• **Your instructions**
Lay out every line of the listing below as a Markdown table with the columns "Row" and "Line," numbering the rows in order and skipping blank lines. Omit the pictures from your answer.

-- Begin Raw records --

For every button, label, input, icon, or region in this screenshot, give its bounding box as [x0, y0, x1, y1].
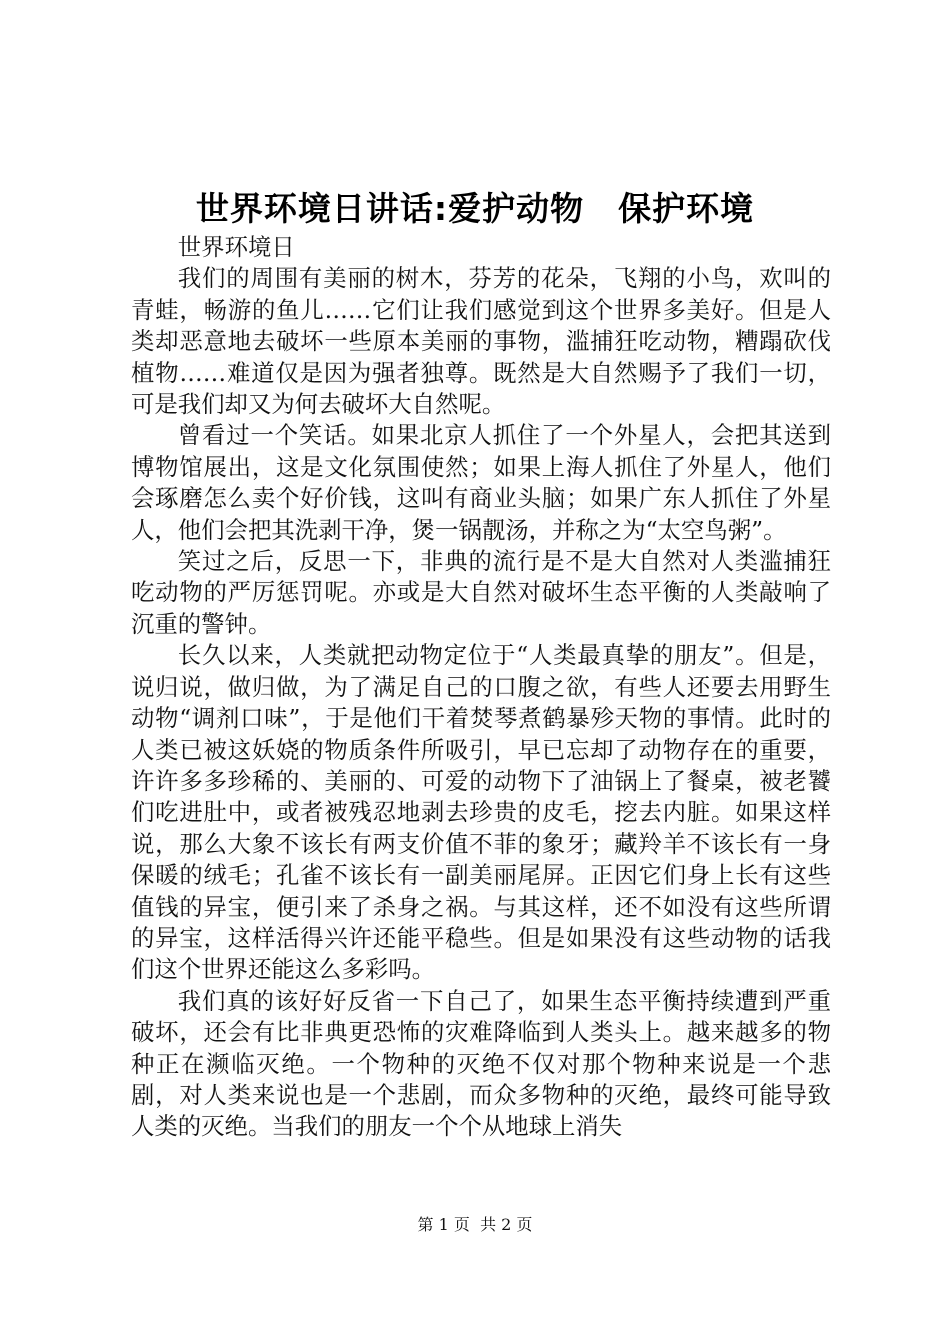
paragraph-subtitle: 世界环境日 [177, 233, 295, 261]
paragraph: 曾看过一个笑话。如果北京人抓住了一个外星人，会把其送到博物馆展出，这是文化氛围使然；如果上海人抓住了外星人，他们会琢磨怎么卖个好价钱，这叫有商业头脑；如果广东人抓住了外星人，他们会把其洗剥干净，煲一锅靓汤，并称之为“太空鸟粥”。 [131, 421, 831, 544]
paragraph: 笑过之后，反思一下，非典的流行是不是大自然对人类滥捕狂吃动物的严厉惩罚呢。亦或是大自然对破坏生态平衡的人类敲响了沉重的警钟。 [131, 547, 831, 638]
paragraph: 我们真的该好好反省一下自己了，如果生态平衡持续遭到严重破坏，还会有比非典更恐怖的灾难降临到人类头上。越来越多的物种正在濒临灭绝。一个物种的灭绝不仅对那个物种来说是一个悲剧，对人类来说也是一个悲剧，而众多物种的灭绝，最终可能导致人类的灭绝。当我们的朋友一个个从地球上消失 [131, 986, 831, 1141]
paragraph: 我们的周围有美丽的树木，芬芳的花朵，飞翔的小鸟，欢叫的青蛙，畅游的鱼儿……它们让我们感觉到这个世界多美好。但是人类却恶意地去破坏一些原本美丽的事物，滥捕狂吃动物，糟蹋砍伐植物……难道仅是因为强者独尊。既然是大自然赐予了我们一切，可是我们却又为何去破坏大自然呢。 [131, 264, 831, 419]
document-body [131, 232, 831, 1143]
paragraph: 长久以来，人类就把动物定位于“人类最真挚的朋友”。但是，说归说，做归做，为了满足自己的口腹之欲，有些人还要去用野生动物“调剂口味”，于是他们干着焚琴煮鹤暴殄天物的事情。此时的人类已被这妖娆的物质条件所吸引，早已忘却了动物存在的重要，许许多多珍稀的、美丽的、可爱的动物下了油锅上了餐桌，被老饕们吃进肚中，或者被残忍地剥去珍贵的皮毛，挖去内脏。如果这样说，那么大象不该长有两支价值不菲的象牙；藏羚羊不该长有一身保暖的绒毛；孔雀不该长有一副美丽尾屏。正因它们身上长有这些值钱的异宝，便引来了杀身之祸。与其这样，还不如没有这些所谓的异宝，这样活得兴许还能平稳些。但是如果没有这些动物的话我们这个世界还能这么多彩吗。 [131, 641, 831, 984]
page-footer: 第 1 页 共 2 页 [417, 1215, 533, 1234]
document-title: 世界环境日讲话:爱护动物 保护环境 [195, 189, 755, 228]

-- End Raw records --

• **Written answer**
| Row | Line |
|---|---|
| 1 | For every button, label, input, icon, or region in this screenshot, give its bounding box as [x0, y0, x1, y1]. |
| 2 | paragraph-subtitle: 世界环境日 [177, 233, 295, 261] |
| 3 | paragraph: 曾看过一个笑话。如果北京人抓住了一个外星人，会把其送到博物馆展出，这是文化氛围使然；如果上海人抓住了外星人，他们会琢磨怎么卖个好价钱，这叫有商业头脑；如果广东人抓住了外星人，他们会把其洗剥干净，煲一锅靓汤，并称之为“太空鸟粥”。 [131, 421, 831, 544] |
| 4 | paragraph: 笑过之后，反思一下，非典的流行是不是大自然对人类滥捕狂吃动物的严厉惩罚呢。亦或是大自然对破坏生态平衡的人类敲响了沉重的警钟。 [131, 547, 831, 638] |
| 5 | paragraph: 我们真的该好好反省一下自己了，如果生态平衡持续遭到严重破坏，还会有比非典更恐怖的灾难降临到人类头上。越来越多的物种正在濒临灭绝。一个物种的灭绝不仅对那个物种来说是一个悲剧，对人类来说也是一个悲剧，而众多物种的灭绝，最终可能导致人类的灭绝。当我们的朋友一个个从地球上消失 [131, 986, 831, 1141] |
| 6 | paragraph: 我们的周围有美丽的树木，芬芳的花朵，飞翔的小鸟，欢叫的青蛙，畅游的鱼儿……它们让我们感觉到这个世界多美好。但是人类却恶意地去破坏一些原本美丽的事物，滥捕狂吃动物，糟蹋砍伐植物……难道仅是因为强者独尊。既然是大自然赐予了我们一切，可是我们却又为何去破坏大自然呢。 [131, 264, 831, 419] |
| 7 | document-body [131, 232, 831, 1143] |
| 8 | paragraph: 长久以来，人类就把动物定位于“人类最真挚的朋友”。但是，说归说，做归做，为了满足自己的口腹之欲，有些人还要去用野生动物“调剂口味”，于是他们干着焚琴煮鹤暴殄天物的事情。此时的人类已被这妖娆的物质条件所吸引，早已忘却了动物存在的重要，许许多多珍稀的、美丽的、可爱的动物下了油锅上了餐桌，被老饕们吃进肚中，或者被残忍地剥去珍贵的皮毛，挖去内脏。如果这样说，那么大象不该长有两支价值不菲的象牙；藏羚羊不该长有一身保暖的绒毛；孔雀不该长有一副美丽尾屏。正因它们身上长有这些值钱的异宝，便引来了杀身之祸。与其这样，还不如没有这些所谓的异宝，这样活得兴许还能平稳些。但是如果没有这些动物的话我们这个世界还能这么多彩吗。 [131, 641, 831, 984] |
| 9 | page-footer: 第 1 页 共 2 页 [417, 1215, 533, 1234] |
| 10 | document-title: 世界环境日讲话:爱护动物 保护环境 [195, 189, 755, 228] |